▶ [YOUR TASK]: Write out every record below exactly as it appears.

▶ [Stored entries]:
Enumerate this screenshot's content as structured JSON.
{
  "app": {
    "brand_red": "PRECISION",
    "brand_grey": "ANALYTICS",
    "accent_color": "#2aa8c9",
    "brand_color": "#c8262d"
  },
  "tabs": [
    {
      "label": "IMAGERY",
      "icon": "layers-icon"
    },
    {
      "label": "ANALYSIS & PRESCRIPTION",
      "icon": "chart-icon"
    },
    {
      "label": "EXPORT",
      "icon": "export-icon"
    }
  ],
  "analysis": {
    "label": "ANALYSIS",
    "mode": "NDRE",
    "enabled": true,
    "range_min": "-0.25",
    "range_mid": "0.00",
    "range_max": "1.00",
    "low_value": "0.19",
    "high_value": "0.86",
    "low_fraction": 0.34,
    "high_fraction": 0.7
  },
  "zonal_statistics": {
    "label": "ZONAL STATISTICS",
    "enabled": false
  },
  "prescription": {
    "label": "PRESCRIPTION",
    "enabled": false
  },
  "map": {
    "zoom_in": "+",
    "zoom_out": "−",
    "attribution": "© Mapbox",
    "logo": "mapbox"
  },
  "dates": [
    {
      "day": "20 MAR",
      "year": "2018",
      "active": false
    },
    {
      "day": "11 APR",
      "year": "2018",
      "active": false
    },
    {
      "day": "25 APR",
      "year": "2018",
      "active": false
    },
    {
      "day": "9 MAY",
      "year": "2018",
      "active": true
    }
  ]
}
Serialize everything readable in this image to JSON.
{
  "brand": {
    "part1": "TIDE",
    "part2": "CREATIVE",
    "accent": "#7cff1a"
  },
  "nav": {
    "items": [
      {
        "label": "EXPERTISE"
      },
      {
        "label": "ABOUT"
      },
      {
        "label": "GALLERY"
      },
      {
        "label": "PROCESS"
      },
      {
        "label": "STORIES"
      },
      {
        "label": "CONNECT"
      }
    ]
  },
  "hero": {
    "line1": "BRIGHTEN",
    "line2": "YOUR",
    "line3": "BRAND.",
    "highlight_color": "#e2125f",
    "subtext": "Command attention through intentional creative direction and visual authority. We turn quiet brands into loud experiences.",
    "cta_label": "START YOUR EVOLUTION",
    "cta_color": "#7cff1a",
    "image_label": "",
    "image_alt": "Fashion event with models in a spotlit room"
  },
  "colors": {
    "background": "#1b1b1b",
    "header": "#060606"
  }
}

▶ [PROBLEM SOLUTION]:
Enumerate this screenshot's content as structured JSON.
{
  "app": {
    "brand_red": "PRECISION",
    "brand_grey": "ANALYTICS",
    "accent_color": "#2aa8c9",
    "brand_color": "#c8262d"
  },
  "tabs": [
    {
      "label": "IMAGERY",
      "icon": "layers-icon"
    },
    {
      "label": "ANALYSIS & PRESCRIPTION",
      "icon": "chart-icon"
    },
    {
      "label": "EXPORT",
      "icon": "export-icon"
    }
  ],
  "analysis": {
    "label": "ANALYSIS",
    "mode": "NDRE",
    "enabled": true,
    "range_min": "-0.25",
    "range_mid": "0.00",
    "range_max": "1.00",
    "low_value": "0.19",
    "high_value": "0.86",
    "low_fraction": 0.34,
    "high_fraction": 0.7
  },
  "zonal_statistics": {
    "label": "ZONAL STATISTICS",
    "enabled": false
  },
  "prescription": {
    "label": "PRESCRIPTION",
    "enabled": false
  },
  "map": {
    "zoom_in": "+",
    "zoom_out": "−",
    "attribution": "© Mapbox",
    "logo": "mapbox"
  },
  "dates": [
    {
      "day": "20 MAR",
      "year": "2018",
      "active": false
    },
    {
      "day": "11 APR",
      "year": "2018",
      "active": false
    },
    {
      "day": "25 APR",
      "year": "2018",
      "active": false
    },
    {
      "day": "9 MAY",
      "year": "2018",
      "active": true
    }
  ]
}
Serialize everything readable in this image to JSON.
{
  "brand": {
    "part1": "TIDE",
    "part2": "CREATIVE",
    "accent": "#7cff1a"
  },
  "nav": {
    "items": [
      {
        "label": "EXPERTISE"
      },
      {
        "label": "ABOUT"
      },
      {
        "label": "GALLERY"
      },
      {
        "label": "PROCESS"
      },
      {
        "label": "STORIES"
      },
      {
        "label": "CONNECT"
      }
    ]
  },
  "hero": {
    "line1": "BRIGHTEN",
    "line2": "YOUR",
    "line3": "BRAND.",
    "highlight_color": "#e2125f",
    "subtext": "Command attention through intentional creative direction and visual authority. We turn quiet brands into loud experiences.",
    "cta_label": "START YOUR EVOLUTION",
    "cta_color": "#7cff1a",
    "image_label": "",
    "image_alt": "Fashion event with models in a spotlit room"
  },
  "colors": {
    "background": "#1b1b1b",
    "header": "#060606"
  }
}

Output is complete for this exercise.